** start of Task input **

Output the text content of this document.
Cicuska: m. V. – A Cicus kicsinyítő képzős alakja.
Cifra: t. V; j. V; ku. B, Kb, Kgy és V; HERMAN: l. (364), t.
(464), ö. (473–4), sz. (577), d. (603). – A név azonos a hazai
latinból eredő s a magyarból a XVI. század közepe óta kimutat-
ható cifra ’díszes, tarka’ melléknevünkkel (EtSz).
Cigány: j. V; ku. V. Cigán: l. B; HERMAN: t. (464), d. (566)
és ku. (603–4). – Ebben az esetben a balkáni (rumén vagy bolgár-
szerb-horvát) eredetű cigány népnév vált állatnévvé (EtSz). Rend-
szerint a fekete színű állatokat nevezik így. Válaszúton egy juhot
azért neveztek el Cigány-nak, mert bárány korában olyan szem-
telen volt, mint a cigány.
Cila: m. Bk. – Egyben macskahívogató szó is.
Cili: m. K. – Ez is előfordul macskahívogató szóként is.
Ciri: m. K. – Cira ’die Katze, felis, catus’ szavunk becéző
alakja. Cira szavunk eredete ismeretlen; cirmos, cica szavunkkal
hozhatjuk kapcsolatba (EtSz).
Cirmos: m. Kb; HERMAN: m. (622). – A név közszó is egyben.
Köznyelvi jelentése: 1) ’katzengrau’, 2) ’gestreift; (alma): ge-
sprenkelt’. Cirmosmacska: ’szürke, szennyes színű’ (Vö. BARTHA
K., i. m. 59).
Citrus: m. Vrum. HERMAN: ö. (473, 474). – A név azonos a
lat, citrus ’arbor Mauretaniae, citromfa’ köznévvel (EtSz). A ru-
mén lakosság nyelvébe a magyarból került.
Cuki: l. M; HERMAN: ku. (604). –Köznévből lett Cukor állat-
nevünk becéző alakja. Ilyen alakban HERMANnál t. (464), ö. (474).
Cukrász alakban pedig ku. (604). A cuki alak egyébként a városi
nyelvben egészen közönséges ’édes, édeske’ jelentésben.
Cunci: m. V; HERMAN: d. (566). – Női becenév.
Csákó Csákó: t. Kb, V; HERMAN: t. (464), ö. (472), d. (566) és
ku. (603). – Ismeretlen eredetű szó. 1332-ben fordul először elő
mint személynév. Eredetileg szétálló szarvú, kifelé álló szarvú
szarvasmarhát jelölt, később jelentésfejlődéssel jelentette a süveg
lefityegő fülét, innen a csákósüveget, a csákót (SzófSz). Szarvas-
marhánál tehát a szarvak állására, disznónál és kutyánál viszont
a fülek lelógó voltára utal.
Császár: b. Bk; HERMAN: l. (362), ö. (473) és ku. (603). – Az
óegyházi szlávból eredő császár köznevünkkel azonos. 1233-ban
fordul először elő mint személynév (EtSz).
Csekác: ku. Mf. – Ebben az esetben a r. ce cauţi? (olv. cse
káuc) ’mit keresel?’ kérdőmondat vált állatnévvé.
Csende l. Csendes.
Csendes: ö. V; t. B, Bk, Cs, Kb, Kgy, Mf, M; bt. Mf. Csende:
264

** end of Task input **

_Instruction:_ Recopy the entries above in their entirety, exactly.

_Solution for this task:_
Output the text content of this document.
Cicuska: m. V. – A Cicus kicsinyítő képzős alakja.
Cifra: t. V; j. V; ku. B, Kb, Kgy és V; HERMAN: l. (364), t.
(464), ö. (473–4), sz. (577), d. (603). – A név azonos a hazai
latinból eredő s a magyarból a XVI. század közepe óta kimutat-
ható cifra ’díszes, tarka’ melléknevünkkel (EtSz).
Cigány: j. V; ku. V. Cigán: l. B; HERMAN: t. (464), d. (566)
és ku. (603–4). – Ebben az esetben a balkáni (rumén vagy bolgár-
szerb-horvát) eredetű cigány népnév vált állatnévvé (EtSz). Rend-
szerint a fekete színű állatokat nevezik így. Válaszúton egy juhot
azért neveztek el Cigány-nak, mert bárány korában olyan szem-
telen volt, mint a cigány.
Cila: m. Bk. – Egyben macskahívogató szó is.
Cili: m. K. – Ez is előfordul macskahívogató szóként is.
Ciri: m. K. – Cira ’die Katze, felis, catus’ szavunk becéző
alakja. Cira szavunk eredete ismeretlen; cirmos, cica szavunkkal
hozhatjuk kapcsolatba (EtSz).
Cirmos: m. Kb; HERMAN: m. (622). – A név közszó is egyben.
Köznyelvi jelentése: 1) ’katzengrau’, 2) ’gestreift; (alma): ge-
sprenkelt’. Cirmosmacska: ’szürke, szennyes színű’ (Vö. BARTHA
K., i. m. 59).
Citrus: m. Vrum. HERMAN: ö. (473, 474). – A név azonos a
lat, citrus ’arbor Mauretaniae, citromfa’ köznévvel (EtSz). A ru-
mén lakosság nyelvébe a magyarból került.
Cuki: l. M; HERMAN: ku. (604). –Köznévből lett Cukor állat-
nevünk becéző alakja. Ilyen alakban HERMANnál t. (464), ö. (474).
Cukrász alakban pedig ku. (604). A cuki alak egyébként a városi
nyelvben egészen közönséges ’édes, édeske’ jelentésben.
Cunci: m. V; HERMAN: d. (566). – Női becenév.
Csákó Csákó: t. Kb, V; HERMAN: t. (464), ö. (472), d. (566) és
ku. (603). – Ismeretlen eredetű szó. 1332-ben fordul először elő
mint személynév. Eredetileg szétálló szarvú, kifelé álló szarvú
szarvasmarhát jelölt, később jelentésfejlődéssel jelentette a süveg
lefityegő fülét, innen a csákósüveget, a csákót (SzófSz). Szarvas-
marhánál tehát a szarvak állására, disznónál és kutyánál viszont
a fülek lelógó voltára utal.
Császár: b. Bk; HERMAN: l. (362), ö. (473) és ku. (603). – Az
óegyházi szlávból eredő császár köznevünkkel azonos. 1233-ban
fordul először elő mint személynév (EtSz).
Csekác: ku. Mf. – Ebben az esetben a r. ce cauţi? (olv. cse
káuc) ’mit keresel?’ kérdőmondat vált állatnévvé.
Csende l. Csendes.
Csendes: ö. V; t. B, Bk, Cs, Kb, Kgy, Mf, M; bt. Mf. Csende:
264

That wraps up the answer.